## The input
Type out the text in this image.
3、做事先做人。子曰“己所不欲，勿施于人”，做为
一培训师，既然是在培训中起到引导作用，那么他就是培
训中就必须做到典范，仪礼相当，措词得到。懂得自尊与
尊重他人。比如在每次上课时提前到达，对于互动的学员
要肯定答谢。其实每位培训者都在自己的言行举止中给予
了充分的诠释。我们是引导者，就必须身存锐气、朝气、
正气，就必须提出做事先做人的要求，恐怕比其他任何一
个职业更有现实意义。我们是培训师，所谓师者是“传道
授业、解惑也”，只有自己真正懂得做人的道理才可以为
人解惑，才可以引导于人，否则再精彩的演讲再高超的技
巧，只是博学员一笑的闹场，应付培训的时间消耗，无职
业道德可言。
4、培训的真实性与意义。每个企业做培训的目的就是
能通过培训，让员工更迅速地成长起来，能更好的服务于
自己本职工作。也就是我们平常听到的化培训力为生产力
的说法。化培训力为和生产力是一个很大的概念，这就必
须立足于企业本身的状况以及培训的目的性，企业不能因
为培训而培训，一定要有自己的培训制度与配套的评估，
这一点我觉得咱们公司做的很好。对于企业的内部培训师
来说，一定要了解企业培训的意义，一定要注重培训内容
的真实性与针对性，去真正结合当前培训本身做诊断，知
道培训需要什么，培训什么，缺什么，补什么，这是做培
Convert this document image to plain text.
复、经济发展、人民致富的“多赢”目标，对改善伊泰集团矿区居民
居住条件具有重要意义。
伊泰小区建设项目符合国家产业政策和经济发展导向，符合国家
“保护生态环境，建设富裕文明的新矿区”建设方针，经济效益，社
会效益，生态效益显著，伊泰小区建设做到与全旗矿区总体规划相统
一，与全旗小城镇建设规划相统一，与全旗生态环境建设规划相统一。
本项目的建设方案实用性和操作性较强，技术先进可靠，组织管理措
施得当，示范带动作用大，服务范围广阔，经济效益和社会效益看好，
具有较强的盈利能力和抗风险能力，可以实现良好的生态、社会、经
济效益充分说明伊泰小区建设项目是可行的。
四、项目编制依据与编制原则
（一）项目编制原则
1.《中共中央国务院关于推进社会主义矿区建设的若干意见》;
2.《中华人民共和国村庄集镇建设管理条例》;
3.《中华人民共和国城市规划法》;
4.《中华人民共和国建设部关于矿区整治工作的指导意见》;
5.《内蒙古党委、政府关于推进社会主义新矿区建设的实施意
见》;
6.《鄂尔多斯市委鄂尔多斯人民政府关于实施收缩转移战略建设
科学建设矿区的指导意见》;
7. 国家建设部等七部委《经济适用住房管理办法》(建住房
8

## Work to complete
Transcribe the data. Leave every line exactly as it is.

## Full response
Type out the text in this image.
3、做事先做人。子曰“己所不欲，勿施于人”，做为
一培训师，既然是在培训中起到引导作用，那么他就是培
训中就必须做到典范，仪礼相当，措词得到。懂得自尊与
尊重他人。比如在每次上课时提前到达，对于互动的学员
要肯定答谢。其实每位培训者都在自己的言行举止中给予
了充分的诠释。我们是引导者，就必须身存锐气、朝气、
正气，就必须提出做事先做人的要求，恐怕比其他任何一
个职业更有现实意义。我们是培训师，所谓师者是“传道
授业、解惑也”，只有自己真正懂得做人的道理才可以为
人解惑，才可以引导于人，否则再精彩的演讲再高超的技
巧，只是博学员一笑的闹场，应付培训的时间消耗，无职
业道德可言。
4、培训的真实性与意义。每个企业做培训的目的就是
能通过培训，让员工更迅速地成长起来，能更好的服务于
自己本职工作。也就是我们平常听到的化培训力为生产力
的说法。化培训力为和生产力是一个很大的概念，这就必
须立足于企业本身的状况以及培训的目的性，企业不能因
为培训而培训，一定要有自己的培训制度与配套的评估，
这一点我觉得咱们公司做的很好。对于企业的内部培训师
来说，一定要了解企业培训的意义，一定要注重培训内容
的真实性与针对性，去真正结合当前培训本身做诊断，知
道培训需要什么，培训什么，缺什么，补什么，这是做培
Convert this document image to plain text.
复、经济发展、人民致富的“多赢”目标，对改善伊泰集团矿区居民
居住条件具有重要意义。
伊泰小区建设项目符合国家产业政策和经济发展导向，符合国家
“保护生态环境，建设富裕文明的新矿区”建设方针，经济效益，社
会效益，生态效益显著，伊泰小区建设做到与全旗矿区总体规划相统
一，与全旗小城镇建设规划相统一，与全旗生态环境建设规划相统一。
本项目的建设方案实用性和操作性较强，技术先进可靠，组织管理措
施得当，示范带动作用大，服务范围广阔，经济效益和社会效益看好，
具有较强的盈利能力和抗风险能力，可以实现良好的生态、社会、经
济效益充分说明伊泰小区建设项目是可行的。
四、项目编制依据与编制原则
（一）项目编制原则
1.《中共中央国务院关于推进社会主义矿区建设的若干意见》;
2.《中华人民共和国村庄集镇建设管理条例》;
3.《中华人民共和国城市规划法》;
4.《中华人民共和国建设部关于矿区整治工作的指导意见》;
5.《内蒙古党委、政府关于推进社会主义新矿区建设的实施意
见》;
6.《鄂尔多斯市委鄂尔多斯人民政府关于实施收缩转移战略建设
科学建设矿区的指导意见》;
7. 国家建设部等七部委《经济适用住房管理办法》(建住房
8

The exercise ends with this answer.